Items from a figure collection
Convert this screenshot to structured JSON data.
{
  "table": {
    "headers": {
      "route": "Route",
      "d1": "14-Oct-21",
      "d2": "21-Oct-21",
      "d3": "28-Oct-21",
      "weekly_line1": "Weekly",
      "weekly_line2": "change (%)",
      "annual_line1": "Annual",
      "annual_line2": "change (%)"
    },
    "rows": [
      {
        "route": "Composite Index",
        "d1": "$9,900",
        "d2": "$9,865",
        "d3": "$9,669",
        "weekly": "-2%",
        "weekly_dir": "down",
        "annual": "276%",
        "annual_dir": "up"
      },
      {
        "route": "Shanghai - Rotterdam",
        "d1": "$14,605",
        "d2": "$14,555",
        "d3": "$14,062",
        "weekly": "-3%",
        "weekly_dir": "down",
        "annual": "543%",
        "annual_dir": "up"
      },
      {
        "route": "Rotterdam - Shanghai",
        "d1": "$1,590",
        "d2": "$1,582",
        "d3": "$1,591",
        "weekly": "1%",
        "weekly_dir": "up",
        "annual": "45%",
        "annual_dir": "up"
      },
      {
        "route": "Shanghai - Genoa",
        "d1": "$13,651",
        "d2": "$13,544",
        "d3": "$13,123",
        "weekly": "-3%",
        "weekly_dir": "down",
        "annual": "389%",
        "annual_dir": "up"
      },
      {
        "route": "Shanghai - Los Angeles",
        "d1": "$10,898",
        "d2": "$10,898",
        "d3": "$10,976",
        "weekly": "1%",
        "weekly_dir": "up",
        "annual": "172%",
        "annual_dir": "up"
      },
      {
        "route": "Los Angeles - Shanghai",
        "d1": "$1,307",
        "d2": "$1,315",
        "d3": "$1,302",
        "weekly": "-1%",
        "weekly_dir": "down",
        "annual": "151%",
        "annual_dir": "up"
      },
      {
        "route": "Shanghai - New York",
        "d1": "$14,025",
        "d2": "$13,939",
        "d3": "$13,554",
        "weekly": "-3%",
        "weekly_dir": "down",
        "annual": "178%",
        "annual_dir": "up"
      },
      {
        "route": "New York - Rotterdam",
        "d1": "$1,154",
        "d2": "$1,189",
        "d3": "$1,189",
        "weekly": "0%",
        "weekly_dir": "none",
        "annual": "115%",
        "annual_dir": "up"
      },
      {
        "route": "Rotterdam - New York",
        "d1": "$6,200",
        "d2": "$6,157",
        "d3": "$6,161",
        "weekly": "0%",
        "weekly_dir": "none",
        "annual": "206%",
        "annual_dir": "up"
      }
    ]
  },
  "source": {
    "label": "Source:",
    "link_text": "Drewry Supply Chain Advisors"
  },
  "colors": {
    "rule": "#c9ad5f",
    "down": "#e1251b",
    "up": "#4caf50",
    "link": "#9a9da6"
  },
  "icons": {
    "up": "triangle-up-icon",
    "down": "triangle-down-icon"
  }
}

» **Exercise objective**
Find each line in the records holding the string "Angeles" and show it.

» **Exercise result**
        "route": "Shanghai - Los Angeles",
        "route": "Los Angeles - Shanghai",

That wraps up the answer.